» **Exercise aim**
Repeat the entire listing exactly.

====== Data provided

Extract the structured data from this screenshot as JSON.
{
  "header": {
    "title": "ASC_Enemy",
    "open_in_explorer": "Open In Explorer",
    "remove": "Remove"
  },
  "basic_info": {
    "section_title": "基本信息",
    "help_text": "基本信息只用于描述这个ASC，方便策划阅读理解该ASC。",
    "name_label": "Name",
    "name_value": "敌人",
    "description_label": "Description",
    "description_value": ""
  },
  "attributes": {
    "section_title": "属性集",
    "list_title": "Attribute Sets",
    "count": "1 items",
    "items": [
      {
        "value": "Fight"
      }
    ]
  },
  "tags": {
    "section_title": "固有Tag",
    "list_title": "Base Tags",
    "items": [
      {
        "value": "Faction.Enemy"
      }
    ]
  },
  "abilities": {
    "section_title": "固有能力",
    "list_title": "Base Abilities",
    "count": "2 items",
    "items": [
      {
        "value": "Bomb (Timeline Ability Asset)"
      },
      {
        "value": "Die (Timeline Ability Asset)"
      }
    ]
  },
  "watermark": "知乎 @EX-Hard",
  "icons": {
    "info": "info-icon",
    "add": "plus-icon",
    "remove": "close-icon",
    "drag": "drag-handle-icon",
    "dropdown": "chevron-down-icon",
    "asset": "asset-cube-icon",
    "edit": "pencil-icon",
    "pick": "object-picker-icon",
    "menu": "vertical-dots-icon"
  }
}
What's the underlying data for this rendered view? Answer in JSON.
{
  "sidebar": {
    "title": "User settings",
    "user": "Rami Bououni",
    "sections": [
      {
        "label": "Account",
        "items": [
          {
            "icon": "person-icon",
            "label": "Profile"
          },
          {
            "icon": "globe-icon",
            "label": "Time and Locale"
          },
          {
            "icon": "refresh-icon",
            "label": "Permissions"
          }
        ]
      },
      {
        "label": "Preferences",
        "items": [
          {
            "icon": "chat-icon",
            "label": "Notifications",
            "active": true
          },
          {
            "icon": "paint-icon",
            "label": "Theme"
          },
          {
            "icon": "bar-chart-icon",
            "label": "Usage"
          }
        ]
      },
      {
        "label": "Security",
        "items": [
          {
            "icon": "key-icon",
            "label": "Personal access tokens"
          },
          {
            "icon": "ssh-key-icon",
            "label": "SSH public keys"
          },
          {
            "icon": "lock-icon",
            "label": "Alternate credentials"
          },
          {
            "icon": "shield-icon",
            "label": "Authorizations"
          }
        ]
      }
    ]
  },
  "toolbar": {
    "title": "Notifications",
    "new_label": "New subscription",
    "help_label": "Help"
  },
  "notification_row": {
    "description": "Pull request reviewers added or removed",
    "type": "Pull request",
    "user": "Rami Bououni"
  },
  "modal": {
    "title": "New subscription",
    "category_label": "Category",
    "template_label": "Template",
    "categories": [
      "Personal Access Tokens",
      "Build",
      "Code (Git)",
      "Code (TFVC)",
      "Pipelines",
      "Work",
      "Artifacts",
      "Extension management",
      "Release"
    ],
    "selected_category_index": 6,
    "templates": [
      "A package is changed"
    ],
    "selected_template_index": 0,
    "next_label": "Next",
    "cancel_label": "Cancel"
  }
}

============

» **Worked answer**
Extract the structured data from this screenshot as JSON.
{
  "header": {
    "title": "ASC_Enemy",
    "open_in_explorer": "Open In Explorer",
    "remove": "Remove"
  },
  "basic_info": {
    "section_title": "基本信息",
    "help_text": "基本信息只用于描述这个ASC，方便策划阅读理解该ASC。",
    "name_label": "Name",
    "name_value": "敌人",
    "description_label": "Description",
    "description_value": ""
  },
  "attributes": {
    "section_title": "属性集",
    "list_title": "Attribute Sets",
    "count": "1 items",
    "items": [
      {
        "value": "Fight"
      }
    ]
  },
  "tags": {
    "section_title": "固有Tag",
    "list_title": "Base Tags",
    "items": [
      {
        "value": "Faction.Enemy"
      }
    ]
  },
  "abilities": {
    "section_title": "固有能力",
    "list_title": "Base Abilities",
    "count": "2 items",
    "items": [
      {
        "value": "Bomb (Timeline Ability Asset)"
      },
      {
        "value": "Die (Timeline Ability Asset)"
      }
    ]
  },
  "watermark": "知乎 @EX-Hard",
  "icons": {
    "info": "info-icon",
    "add": "plus-icon",
    "remove": "close-icon",
    "drag": "drag-handle-icon",
    "dropdown": "chevron-down-icon",
    "asset": "asset-cube-icon",
    "edit": "pencil-icon",
    "pick": "object-picker-icon",
    "menu": "vertical-dots-icon"
  }
}
What's the underlying data for this rendered view? Answer in JSON.
{
  "sidebar": {
    "title": "User settings",
    "user": "Rami Bououni",
    "sections": [
      {
        "label": "Account",
        "items": [
          {
            "icon": "person-icon",
            "label": "Profile"
          },
          {
            "icon": "globe-icon",
            "label": "Time and Locale"
          },
          {
            "icon": "refresh-icon",
            "label": "Permissions"
          }
        ]
      },
      {
        "label": "Preferences",
        "items": [
          {
            "icon": "chat-icon",
            "label": "Notifications",
            "active": true
          },
          {
            "icon": "paint-icon",
            "label": "Theme"
          },
          {
            "icon": "bar-chart-icon",
            "label": "Usage"
          }
        ]
      },
      {
        "label": "Security",
        "items": [
          {
            "icon": "key-icon",
            "label": "Personal access tokens"
          },
          {
            "icon": "ssh-key-icon",
            "label": "SSH public keys"
          },
          {
            "icon": "lock-icon",
            "label": "Alternate credentials"
          },
          {
            "icon": "shield-icon",
            "label": "Authorizations"
          }
        ]
      }
    ]
  },
  "toolbar": {
    "title": "Notifications",
    "new_label": "New subscription",
    "help_label": "Help"
  },
  "notification_row": {
    "description": "Pull request reviewers added or removed",
    "type": "Pull request",
    "user": "Rami Bououni"
  },
  "modal": {
    "title": "New subscription",
    "category_label": "Category",
    "template_label": "Template",
    "categories": [
      "Personal Access Tokens",
      "Build",
      "Code (Git)",
      "Code (TFVC)",
      "Pipelines",
      "Work",
      "Artifacts",
      "Extension management",
      "Release"
    ],
    "selected_category_index": 6,
    "templates": [
      "A package is changed"
    ],
    "selected_template_index": 0,
    "next_label": "Next",
    "cancel_label": "Cancel"
  }
}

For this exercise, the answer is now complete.